→ WHAT TO DO:
Decide whether each statement below agrees with the poetry roundup. Answer yes or no for each and quote the words from the roundup that decide it.
1. Laura Shovan's poetry offering this week is Sharon Olds' Ode to a Tampon.
2. MsMac wrote the poem Love Is.
3. Lorie Ann Grover's original poem Contrast appears on ReaderTotz.

→ PROVIDED PASSAGE:
......
The lovely Laura Shovan from Author Amok (who just hopped on an airplane at 7 am) challenges us to go where no man has gone (or worn) with her writing prompt for high school students daring these young people (and us young ones at heart) to write an ode about something that is not normally read (or talked about in a poem) – said to be a current trend in Poetryville the last few years. And Laura’s poetry offering for us this week: Sharon Olds’ Ode to a Tampon. Hope you’re feeling better now, Laura. I love the QEII Royal Wave. Very… queenly indeed.
We get more Valentine thoughts from MsMac of Check it Out as she features their school custodian’s, David Owen’s original poem entitled: Love Is. It would be good for us to also jump in and share alongside David what we think love is, that would be interesting too.
Doraine Bennett from Dori Reads also sends us some Valentine romance with Dale Ritterbusch’s What the Light Would Say. If you’re up for some sensuous sighs and stars in your eyes as your warrior calls you beautiful daybreak woman – I suggest you pitter-patter your sweet little heart over to Dori’s site and read.. read to your soul’s content.
Lorie Ann Grover from ReaderTotz shares David Elliott and Holly Meade’s In the Sea reminding us of the “dark within” the seemingly-placid blues of the waters. She also has fourteen lovely words found in her other site On Point with her original poem Contrast – check out her lovely photograph too. Perfect play of light and darkness.
Sylvia Vardell from Poetry for Children gives us a veritable bounty with her Poetry Award Updates. If you wish to know the Winners of The Claudia Lewis Poetry Award, The Lion & Unicorn Award, Cybils, CLPE Poetry Award in England, the Frost Medal recipient by the Poetry Society of America – head on over to Sylvia’s post to find out! A celebratory and warm cheer goes to the 2012 US National Ambassador for Young People’s Literature.
......
→ SUPPLIED ENTRIES:

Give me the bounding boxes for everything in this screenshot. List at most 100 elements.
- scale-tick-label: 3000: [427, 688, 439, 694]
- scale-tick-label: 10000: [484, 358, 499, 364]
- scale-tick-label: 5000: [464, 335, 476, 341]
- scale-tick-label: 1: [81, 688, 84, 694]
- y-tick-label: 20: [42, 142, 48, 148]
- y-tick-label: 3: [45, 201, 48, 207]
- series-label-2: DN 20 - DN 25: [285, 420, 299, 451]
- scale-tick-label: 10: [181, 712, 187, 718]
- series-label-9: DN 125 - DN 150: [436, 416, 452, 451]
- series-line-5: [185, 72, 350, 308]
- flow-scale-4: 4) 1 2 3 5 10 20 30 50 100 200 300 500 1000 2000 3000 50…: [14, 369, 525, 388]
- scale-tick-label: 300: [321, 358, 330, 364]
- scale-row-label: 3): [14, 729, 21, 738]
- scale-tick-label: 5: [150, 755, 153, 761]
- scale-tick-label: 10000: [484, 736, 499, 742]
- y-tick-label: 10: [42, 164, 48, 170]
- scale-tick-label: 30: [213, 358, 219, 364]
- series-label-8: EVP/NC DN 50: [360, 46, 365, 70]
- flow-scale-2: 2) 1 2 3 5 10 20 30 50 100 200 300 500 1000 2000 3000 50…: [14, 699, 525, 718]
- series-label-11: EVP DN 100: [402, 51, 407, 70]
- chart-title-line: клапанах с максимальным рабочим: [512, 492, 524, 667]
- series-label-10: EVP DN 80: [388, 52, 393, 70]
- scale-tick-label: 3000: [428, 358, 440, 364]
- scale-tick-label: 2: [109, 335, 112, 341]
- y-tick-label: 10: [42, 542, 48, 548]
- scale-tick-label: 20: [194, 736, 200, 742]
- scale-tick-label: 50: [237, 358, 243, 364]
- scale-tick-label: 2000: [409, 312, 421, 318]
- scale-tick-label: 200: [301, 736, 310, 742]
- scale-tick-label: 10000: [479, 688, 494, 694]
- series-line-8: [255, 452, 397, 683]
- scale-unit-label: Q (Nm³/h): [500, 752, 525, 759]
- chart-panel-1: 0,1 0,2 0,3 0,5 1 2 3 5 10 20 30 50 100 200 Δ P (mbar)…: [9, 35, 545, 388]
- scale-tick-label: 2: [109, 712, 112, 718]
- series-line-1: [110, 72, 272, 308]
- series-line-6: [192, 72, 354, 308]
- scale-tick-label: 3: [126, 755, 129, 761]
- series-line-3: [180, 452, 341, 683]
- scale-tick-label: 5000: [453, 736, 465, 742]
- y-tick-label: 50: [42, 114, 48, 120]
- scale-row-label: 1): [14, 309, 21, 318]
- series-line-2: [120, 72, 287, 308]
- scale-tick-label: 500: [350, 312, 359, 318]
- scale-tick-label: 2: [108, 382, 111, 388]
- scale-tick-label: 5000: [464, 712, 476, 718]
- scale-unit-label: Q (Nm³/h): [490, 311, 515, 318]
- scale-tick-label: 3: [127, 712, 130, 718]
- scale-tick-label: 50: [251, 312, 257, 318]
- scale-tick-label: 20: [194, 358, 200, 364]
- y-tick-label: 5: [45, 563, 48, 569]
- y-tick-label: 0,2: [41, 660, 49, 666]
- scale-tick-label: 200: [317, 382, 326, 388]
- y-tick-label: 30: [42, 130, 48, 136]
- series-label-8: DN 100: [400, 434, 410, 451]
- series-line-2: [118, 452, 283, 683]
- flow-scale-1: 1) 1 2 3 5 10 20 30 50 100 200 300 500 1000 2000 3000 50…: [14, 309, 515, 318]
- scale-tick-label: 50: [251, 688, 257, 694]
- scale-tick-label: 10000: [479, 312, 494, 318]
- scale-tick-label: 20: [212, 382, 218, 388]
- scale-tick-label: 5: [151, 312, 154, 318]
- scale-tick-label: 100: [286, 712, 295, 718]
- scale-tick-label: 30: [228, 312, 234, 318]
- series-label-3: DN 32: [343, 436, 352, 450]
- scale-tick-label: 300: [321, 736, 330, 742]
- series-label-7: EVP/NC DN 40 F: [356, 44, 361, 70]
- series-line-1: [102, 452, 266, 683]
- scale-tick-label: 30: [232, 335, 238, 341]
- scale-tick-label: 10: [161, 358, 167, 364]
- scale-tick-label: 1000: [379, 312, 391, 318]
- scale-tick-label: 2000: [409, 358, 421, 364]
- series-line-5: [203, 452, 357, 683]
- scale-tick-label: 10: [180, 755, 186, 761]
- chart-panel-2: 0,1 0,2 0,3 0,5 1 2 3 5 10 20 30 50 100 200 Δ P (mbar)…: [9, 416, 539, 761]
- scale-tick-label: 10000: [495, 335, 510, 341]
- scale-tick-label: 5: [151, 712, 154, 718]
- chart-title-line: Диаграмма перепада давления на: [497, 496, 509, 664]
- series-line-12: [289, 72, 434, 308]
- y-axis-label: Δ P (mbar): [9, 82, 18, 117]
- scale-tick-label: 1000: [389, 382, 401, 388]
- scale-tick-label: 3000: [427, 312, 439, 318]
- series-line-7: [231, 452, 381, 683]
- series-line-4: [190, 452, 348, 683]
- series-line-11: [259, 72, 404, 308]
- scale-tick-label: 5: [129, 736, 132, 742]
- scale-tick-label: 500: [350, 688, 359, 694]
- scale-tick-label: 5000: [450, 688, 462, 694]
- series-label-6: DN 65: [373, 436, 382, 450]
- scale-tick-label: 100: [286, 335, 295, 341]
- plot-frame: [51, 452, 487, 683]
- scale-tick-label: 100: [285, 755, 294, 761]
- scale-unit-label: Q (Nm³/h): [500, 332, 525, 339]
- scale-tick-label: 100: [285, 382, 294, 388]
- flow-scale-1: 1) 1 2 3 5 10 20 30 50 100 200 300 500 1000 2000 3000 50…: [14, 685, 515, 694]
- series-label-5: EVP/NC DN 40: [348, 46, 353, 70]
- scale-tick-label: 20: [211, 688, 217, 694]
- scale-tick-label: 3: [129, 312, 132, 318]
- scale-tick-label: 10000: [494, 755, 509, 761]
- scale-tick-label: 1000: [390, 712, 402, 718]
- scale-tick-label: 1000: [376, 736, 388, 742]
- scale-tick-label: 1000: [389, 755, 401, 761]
......
→ RESULT BELOW:
1. Yes: "And Laura’s poetry offering for us this week: Sharon Olds’ Ode to a Tampon."
2. No: "she features their school custodian’s, David Owen’s original poem entitled: Love Is."
3. No: "She also has fourteen lovely words found in her other site On Point with her original poem Contrast"